-- WHAT TO PRODUCE --
List every line in this data where the string "机动车交通事故责任纠纷" occurs.

-- Recorded data --
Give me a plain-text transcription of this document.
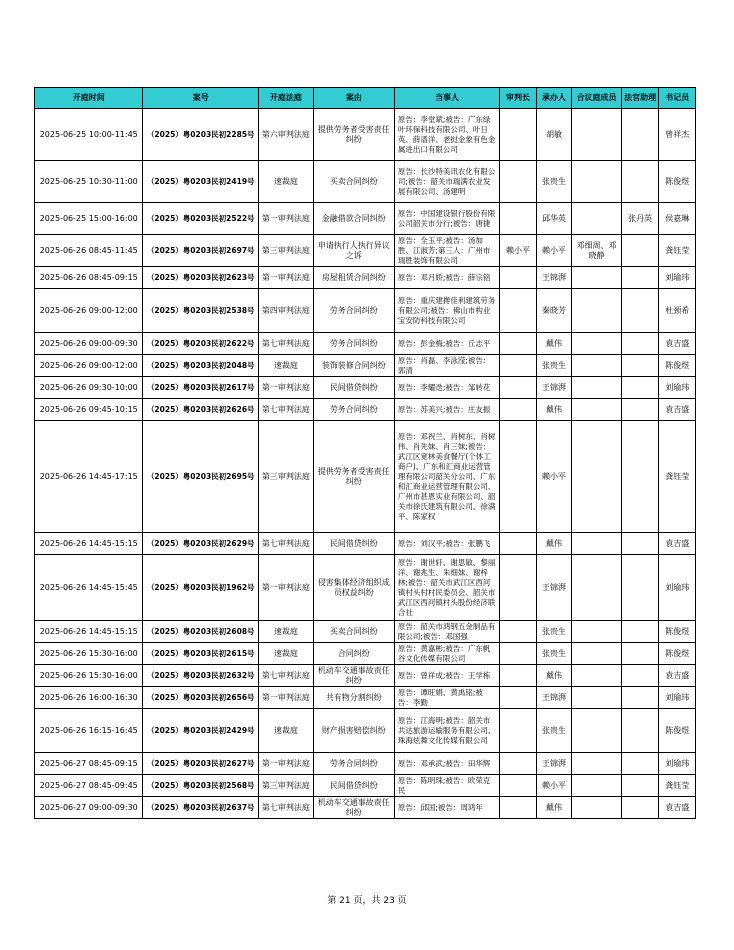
开庭时间	案号	开庭法庭	案由	当事人	审判长	承办人	合议庭成员	法官助理	书记员
2025-06-25 10:00-11:45	（2025）粤0203民初2285号	第六审判法庭	提供劳务者受害责任纠纷	原告：李堂斌;被告：广东绿叶环保科技有限公司、叶日英、薛谱洋、老挝金象有色金属进出口有限公司		胡敏			曾祥杰
2025-06-25 10:30-11:00	（2025）粤0203民初2419号	速裁庭	买卖合同纠纷	原告：长沙特美讯农化有限公司;被告：韶关市瑞满农业发展有限公司、汤建明		张贵生			陈俊煜
2025-06-25 15:00-16:00	（2025）粤0203民初2522号	第一审判法庭	金融借款合同纠纷	原告：中国建设银行股份有限公司韶关市分行;被告：唐捷		邱华英		张丹英	侯嘉琳
2025-06-26 08:45-11:45	（2025）粤0203民初2697号	第三审判法庭	申请执行人执行异议之诉	原告：全玉平;被告：汤加胜、江淑芳;第三人：广州市瑞胜装饰有限公司	赖小平	赖小平	邓细周、邓晓静		龚钰莹
2025-06-26 08:45-09:15	（2025）粤0203民初2623号	第一审判法庭	房屋租赁合同纠纷	原告：邓月娇;被告：薛宗铭		王锦湃			刘瑜玮
2025-06-26 09:00-12:00	（2025）粤0203民初2538号	第四审判法庭	劳务合同纠纷	原告：重庆建搀佳利建筑劳务有限公司;被告：佛山市构业宝安防科技有限公司		秦晓芳			杜颈希
2025-06-26 09:00-09:30	（2025）粤0203民初2622号	第七审判法庭	劳务合同纠纷	原告：彭金梅;被告：丘志平		戴伟			袁吉盛
2025-06-26 09:00-12:00	（2025）粤0203民初2048号	速裁庭	装饰装修合同纠纷	原告：肖磊、李泳滢;被告：郭清		张贵生			陈俊煜
2025-06-26 09:30-10:00	（2025）粤0203民初2617号	第一审判法庭	民间借贷纠纷	原告：李耀迭;被告：邹转花		王锦湃			刘瑜玮
2025-06-26 09:45-10:15	（2025）粤0203民初2626号	第七审判法庭	劳务合同纠纷	原告：苏美兴;被告：庄友振		戴伟			袁吉盛
2025-06-26 14:45-17:15	（2025）粤0203民初2695号	第三审判法庭	提供劳务者受害责任纠纷	原告：邓祝兰、肖树东、肖树伟、肖先妹、肖三妹;被告：武江区宽林美食餐厅(个体工商户)、广东和汇商业运营管理有限公司韶关分公司、广东和汇商业运营管理有限公司、广州市甚恩实业有限公司、韶关市徐氏建筑有限公司、徐满平、陈家权		赖小平			龚钰莹
2025-06-26 14:45-15:15	（2025）粤0203民初2629号	第七审判法庭	民间借贷纠纷	原告：刘汉平;被告：张鹏飞		戴伟			袁吉盛
2025-06-26 14:45-15:45	（2025）粤0203民初1962号	第一审判法庭	侵害集体经济组织成员权益纠纷	原告：谢世轩、谢思敏、黎丽洋、谢兆生、朱细妹、谢梓林;被告：韶关市武江区西河镇村头村村民委员会、韶关市武江区西河镇村头股份经济联合社		王锦湃			刘瑜玮
2025-06-26 14:45-15:15	（2025）粤0203民初2608号	速裁庭	买卖合同纠纷	原告：韶关市鸿钢五金制品有限公司;被告：邓国强		张贵生			陈俊煜
2025-06-26 15:30-16:00	（2025）粤0203民初2615号	速裁庭	合同纠纷	原告：黄嘉彬;被告：广东帆谷文化传媒有限公司		张贵生			陈俊煜
2025-06-26 15:30-16:00	（2025）粤0203民初2632号	第七审判法庭	机动车交通事故责任纠纷	原告：曾祥成;被告：王学栋		戴伟			袁吉盛
2025-06-26 16:00-16:30	（2025）粤0203民初2656号	第一审判法庭	共有物分割纠纷	原告：谭旺娟、黄禹铭;被告：李勤		王锦湃			刘瑜玮
2025-06-26 16:15-16:45	（2025）粤0203民初2429号	速裁庭	财产损害赔偿纠纷	原告：江海明;被告：韶关市共达旅游运输服务有限公司、珠海炫舞文化传媒有限公司		张贵生			陈俊煜
2025-06-27 08:45-09:15	（2025）粤0203民初2627号	第一审判法庭	劳务合同纠纷	原告：邓承武;被告：田华辉		王锦湃			刘瑜玮
2025-06-27 08:45-09:45	（2025）粤0203民初2568号	第三审判法庭	民间借贷纠纷	原告：陈明珠;被告：欧荣克民		赖小平			龚钰莹
2025-06-27 09:00-09:30	（2025）粤0203民初2637号	第七审判法庭	机动车交通事故责任纠纷	原告：邱国;被告：周鸿年		戴伟			袁吉盛
第 21 页，共 23 页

-- EXPECTED ANSWER --
2025-06-26 15:30-16:00	（2025）粤0203民初2632号	第七审判法庭	机动车交通事故责任纠纷	原告：曾祥成;被告：王学栋		戴伟			袁吉盛
2025-06-27 09:00-09:30	（2025）粤0203民初2637号	第七审判法庭	机动车交通事故责任纠纷	原告：邱国;被告：周鸿年		戴伟			袁吉盛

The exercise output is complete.